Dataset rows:
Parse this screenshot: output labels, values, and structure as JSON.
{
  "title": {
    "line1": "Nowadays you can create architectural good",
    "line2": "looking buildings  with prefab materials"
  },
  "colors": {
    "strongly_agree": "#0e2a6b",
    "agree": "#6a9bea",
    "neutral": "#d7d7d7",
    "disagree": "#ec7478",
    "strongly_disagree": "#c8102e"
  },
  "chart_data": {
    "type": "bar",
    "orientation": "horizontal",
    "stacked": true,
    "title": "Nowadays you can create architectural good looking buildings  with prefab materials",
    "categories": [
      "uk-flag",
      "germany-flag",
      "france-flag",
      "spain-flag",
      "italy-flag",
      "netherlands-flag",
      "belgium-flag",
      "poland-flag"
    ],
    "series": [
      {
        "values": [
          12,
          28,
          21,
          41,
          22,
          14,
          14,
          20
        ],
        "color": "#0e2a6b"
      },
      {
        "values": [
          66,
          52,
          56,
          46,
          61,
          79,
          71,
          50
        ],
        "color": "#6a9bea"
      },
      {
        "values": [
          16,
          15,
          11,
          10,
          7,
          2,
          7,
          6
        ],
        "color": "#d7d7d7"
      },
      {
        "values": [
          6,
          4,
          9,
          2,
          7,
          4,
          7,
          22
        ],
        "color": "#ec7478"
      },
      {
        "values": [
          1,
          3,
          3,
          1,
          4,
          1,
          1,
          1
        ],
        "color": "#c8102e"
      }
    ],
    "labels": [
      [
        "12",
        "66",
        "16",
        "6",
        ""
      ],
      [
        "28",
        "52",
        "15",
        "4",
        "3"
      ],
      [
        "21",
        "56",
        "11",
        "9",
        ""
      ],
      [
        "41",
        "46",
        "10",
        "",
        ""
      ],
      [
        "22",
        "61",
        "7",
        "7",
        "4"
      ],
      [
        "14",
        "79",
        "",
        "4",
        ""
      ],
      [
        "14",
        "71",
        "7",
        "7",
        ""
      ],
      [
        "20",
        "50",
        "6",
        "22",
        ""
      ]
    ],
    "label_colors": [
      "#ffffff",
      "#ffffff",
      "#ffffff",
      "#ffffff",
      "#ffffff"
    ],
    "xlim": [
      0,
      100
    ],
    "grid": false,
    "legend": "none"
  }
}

Work to be completed:
Please reproduce the entire listing, exactly as shown.

Exercise response:
Parse this screenshot: output labels, values, and structure as JSON.
{
  "title": {
    "line1": "Nowadays you can create architectural good",
    "line2": "looking buildings  with prefab materials"
  },
  "colors": {
    "strongly_agree": "#0e2a6b",
    "agree": "#6a9bea",
    "neutral": "#d7d7d7",
    "disagree": "#ec7478",
    "strongly_disagree": "#c8102e"
  },
  "chart_data": {
    "type": "bar",
    "orientation": "horizontal",
    "stacked": true,
    "title": "Nowadays you can create architectural good looking buildings  with prefab materials",
    "categories": [
      "uk-flag",
      "germany-flag",
      "france-flag",
      "spain-flag",
      "italy-flag",
      "netherlands-flag",
      "belgium-flag",
      "poland-flag"
    ],
    "series": [
      {
        "values": [
          12,
          28,
          21,
          41,
          22,
          14,
          14,
          20
        ],
        "color": "#0e2a6b"
      },
      {
        "values": [
          66,
          52,
          56,
          46,
          61,
          79,
          71,
          50
        ],
        "color": "#6a9bea"
      },
      {
        "values": [
          16,
          15,
          11,
          10,
          7,
          2,
          7,
          6
        ],
        "color": "#d7d7d7"
      },
      {
        "values": [
          6,
          4,
          9,
          2,
          7,
          4,
          7,
          22
        ],
        "color": "#ec7478"
      },
      {
        "values": [
          1,
          3,
          3,
          1,
          4,
          1,
          1,
          1
        ],
        "color": "#c8102e"
      }
    ],
    "labels": [
      [
        "12",
        "66",
        "16",
        "6",
        ""
      ],
      [
        "28",
        "52",
        "15",
        "4",
        "3"
      ],
      [
        "21",
        "56",
        "11",
        "9",
        ""
      ],
      [
        "41",
        "46",
        "10",
        "",
        ""
      ],
      [
        "22",
        "61",
        "7",
        "7",
        "4"
      ],
      [
        "14",
        "79",
        "",
        "4",
        ""
      ],
      [
        "14",
        "71",
        "7",
        "7",
        ""
      ],
      [
        "20",
        "50",
        "6",
        "22",
        ""
      ]
    ],
    "label_colors": [
      "#ffffff",
      "#ffffff",
      "#ffffff",
      "#ffffff",
      "#ffffff"
    ],
    "xlim": [
      0,
      100
    ],
    "grid": false,
    "legend": "none"
  }
}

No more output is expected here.